======== Rows

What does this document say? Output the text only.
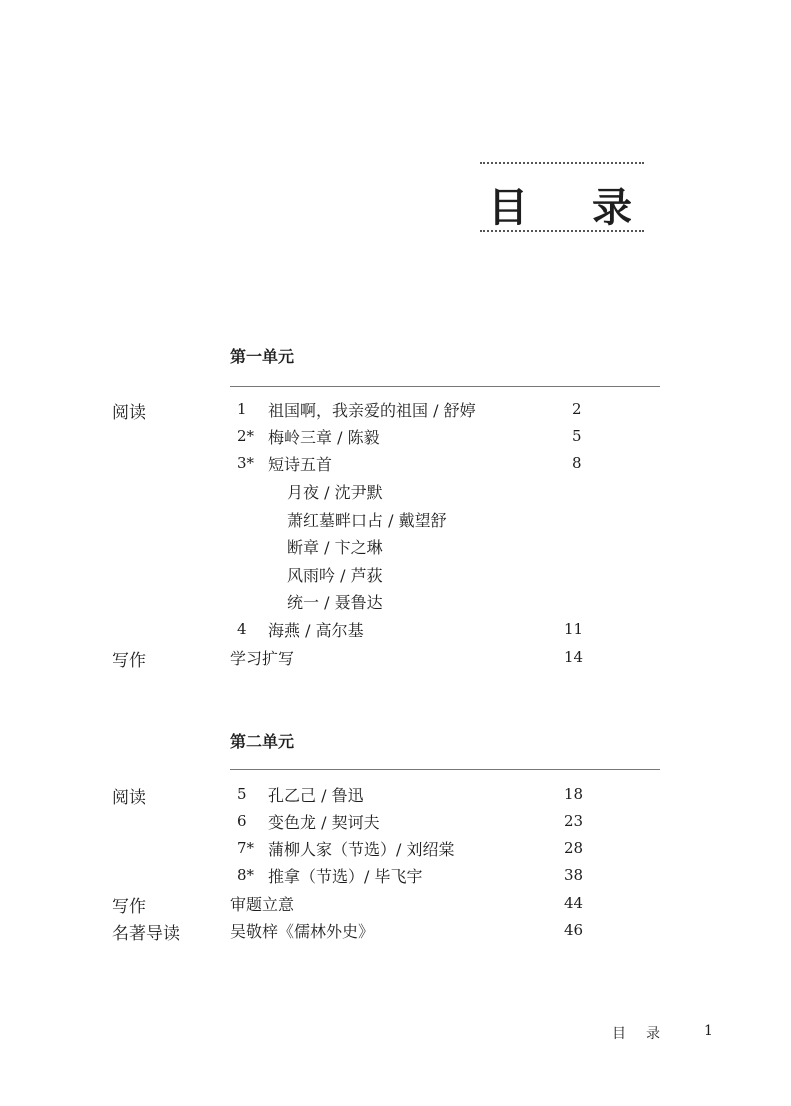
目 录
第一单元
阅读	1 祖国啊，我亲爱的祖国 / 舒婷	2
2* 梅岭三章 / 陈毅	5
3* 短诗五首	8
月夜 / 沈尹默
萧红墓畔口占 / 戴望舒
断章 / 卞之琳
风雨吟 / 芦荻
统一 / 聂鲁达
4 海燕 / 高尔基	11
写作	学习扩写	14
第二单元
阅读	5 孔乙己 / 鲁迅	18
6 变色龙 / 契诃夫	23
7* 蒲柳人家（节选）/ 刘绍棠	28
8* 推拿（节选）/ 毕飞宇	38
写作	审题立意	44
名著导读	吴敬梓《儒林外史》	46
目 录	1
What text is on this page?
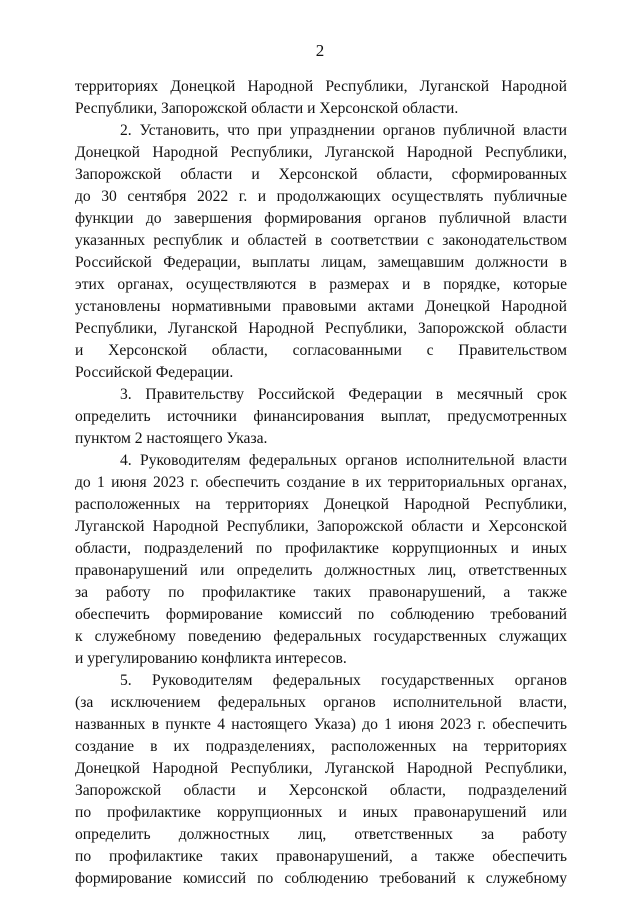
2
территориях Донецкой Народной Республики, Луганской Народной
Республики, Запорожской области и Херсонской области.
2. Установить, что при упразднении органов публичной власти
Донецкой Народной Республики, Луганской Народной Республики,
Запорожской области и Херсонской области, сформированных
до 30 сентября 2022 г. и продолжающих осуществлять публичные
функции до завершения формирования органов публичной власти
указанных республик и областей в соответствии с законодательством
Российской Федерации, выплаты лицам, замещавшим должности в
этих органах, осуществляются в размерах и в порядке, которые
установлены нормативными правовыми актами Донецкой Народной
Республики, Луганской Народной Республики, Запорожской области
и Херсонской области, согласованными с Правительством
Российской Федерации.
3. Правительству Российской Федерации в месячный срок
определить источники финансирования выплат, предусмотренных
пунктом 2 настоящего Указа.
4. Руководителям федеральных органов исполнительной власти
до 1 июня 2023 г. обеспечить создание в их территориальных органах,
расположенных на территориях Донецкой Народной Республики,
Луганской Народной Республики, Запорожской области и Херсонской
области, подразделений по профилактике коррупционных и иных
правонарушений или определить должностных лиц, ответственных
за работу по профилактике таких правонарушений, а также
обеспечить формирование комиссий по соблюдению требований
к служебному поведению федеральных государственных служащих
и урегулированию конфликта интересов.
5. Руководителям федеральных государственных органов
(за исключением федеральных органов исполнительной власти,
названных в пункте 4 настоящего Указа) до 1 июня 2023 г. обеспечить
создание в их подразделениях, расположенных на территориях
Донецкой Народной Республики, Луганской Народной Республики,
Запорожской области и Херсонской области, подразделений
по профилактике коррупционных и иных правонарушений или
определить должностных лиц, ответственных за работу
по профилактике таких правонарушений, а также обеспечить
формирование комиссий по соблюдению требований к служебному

================

Tally the lines of the listing that include "профилактике". Reply with nothing but the count.

4